Extract each line bearing the word "name".

-- Begin Information supplied --

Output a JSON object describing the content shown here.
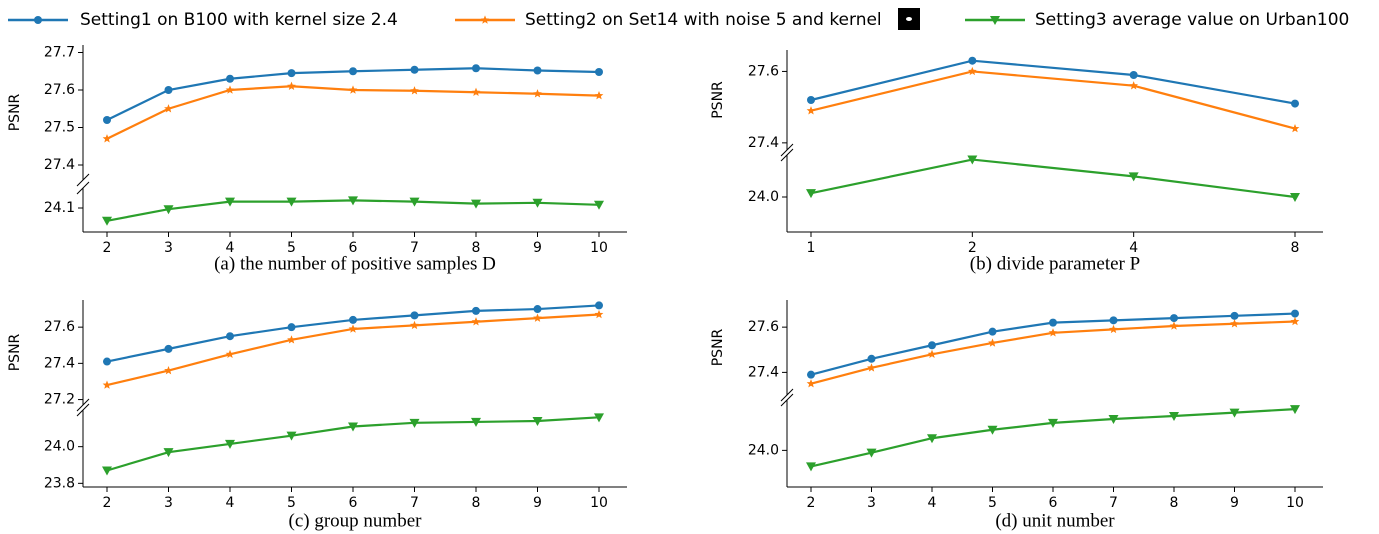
{
  "legend": {
    "series": [
      {
        "name": "Setting1 on B100 with kernel size 2.4",
        "color": "#1f77b4",
        "marker": "circle"
      },
      {
        "name": "Setting2 on Set14 with noise 5 and kernel",
        "color": "#ff7f0e",
        "marker": "star"
      },
      {
        "name": "Setting3 average value on Urban100",
        "color": "#2ca02c",
        "marker": "triangle-down"
      }
    ]
  },
  "chart_data": [
    {
      "type": "line",
      "caption": "(a) the number of positive samples D",
      "ylabel": "PSNR",
      "categories": [
        "2",
        "3",
        "4",
        "5",
        "6",
        "7",
        "8",
        "9",
        "10"
      ],
      "ylim": [
        27.36,
        27.72
      ],
      "yticks": [
        27.4,
        27.5,
        27.6,
        27.7
      ],
      "y2lim": [
        24.04,
        24.15
      ],
      "y2ticks": [
        24.1
      ],
      "series": [
        {
          "values": [
            27.52,
            27.6,
            27.63,
            27.645,
            27.65,
            27.654,
            27.658,
            27.652,
            27.648
          ]
        },
        {
          "values": [
            27.47,
            27.55,
            27.6,
            27.61,
            27.6,
            27.598,
            27.594,
            27.59,
            27.585
          ]
        },
        {
          "values": [
            24.068,
            24.097,
            24.116,
            24.116,
            24.119,
            24.116,
            24.111,
            24.113,
            24.108
          ],
          "axis": "y2"
        }
      ]
    },
    {
      "type": "line",
      "caption": "(b) divide parameter P",
      "ylabel": "PSNR",
      "categories": [
        "1",
        "2",
        "4",
        "8"
      ],
      "ylim": [
        27.38,
        27.66
      ],
      "yticks": [
        27.4,
        27.6
      ],
      "y2lim": [
        23.9,
        24.12
      ],
      "y2ticks": [
        {
          "value": 24,
          "label": "24.0"
        }
      ],
      "series": [
        {
          "values": [
            27.52,
            27.63,
            27.59,
            27.51
          ]
        },
        {
          "values": [
            27.49,
            27.6,
            27.56,
            27.44
          ]
        },
        {
          "values": [
            24.011,
            24.107,
            24.059,
            24.0
          ],
          "axis": "y2"
        }
      ]
    },
    {
      "type": "line",
      "caption": "(c) group number",
      "ylabel": "PSNR",
      "categories": [
        "2",
        "3",
        "4",
        "5",
        "6",
        "7",
        "8",
        "9",
        "10"
      ],
      "ylim": [
        27.17,
        27.75
      ],
      "yticks": [
        27.2,
        27.4,
        27.6
      ],
      "y2lim": [
        23.78,
        24.2
      ],
      "y2ticks": [
        23.8,
        {
          "value": 24,
          "label": "24.0"
        }
      ],
      "series": [
        {
          "values": [
            27.41,
            27.48,
            27.55,
            27.6,
            27.64,
            27.665,
            27.69,
            27.7,
            27.72
          ]
        },
        {
          "values": [
            27.28,
            27.36,
            27.45,
            27.53,
            27.59,
            27.61,
            27.63,
            27.65,
            27.67
          ]
        },
        {
          "values": [
            23.87,
            23.97,
            24.015,
            24.06,
            24.11,
            24.13,
            24.135,
            24.14,
            24.16
          ],
          "axis": "y2"
        }
      ]
    },
    {
      "type": "line",
      "caption": "(d) unit number",
      "ylabel": "PSNR",
      "categories": [
        "2",
        "3",
        "4",
        "5",
        "6",
        "7",
        "8",
        "9",
        "10"
      ],
      "ylim": [
        27.3,
        27.72
      ],
      "yticks": [
        27.4,
        27.6
      ],
      "y2lim": [
        23.84,
        24.22
      ],
      "y2ticks": [
        {
          "value": 24,
          "label": "24.0"
        }
      ],
      "series": [
        {
          "values": [
            27.39,
            27.46,
            27.52,
            27.58,
            27.62,
            27.63,
            27.64,
            27.65,
            27.66
          ]
        },
        {
          "values": [
            27.35,
            27.42,
            27.48,
            27.53,
            27.575,
            27.59,
            27.605,
            27.615,
            27.625
          ]
        },
        {
          "values": [
            23.93,
            23.99,
            24.053,
            24.09,
            24.12,
            24.137,
            24.15,
            24.165,
            24.18
          ],
          "axis": "y2"
        }
      ]
    }
  ]
}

-- End Information supplied --

§ Worked solution:
        "name": "Setting1 on B100 with kernel size 2.4",
        "name": "Setting2 on Set14 with noise 5 and kernel",
        "name": "Setting3 average value on Urban100",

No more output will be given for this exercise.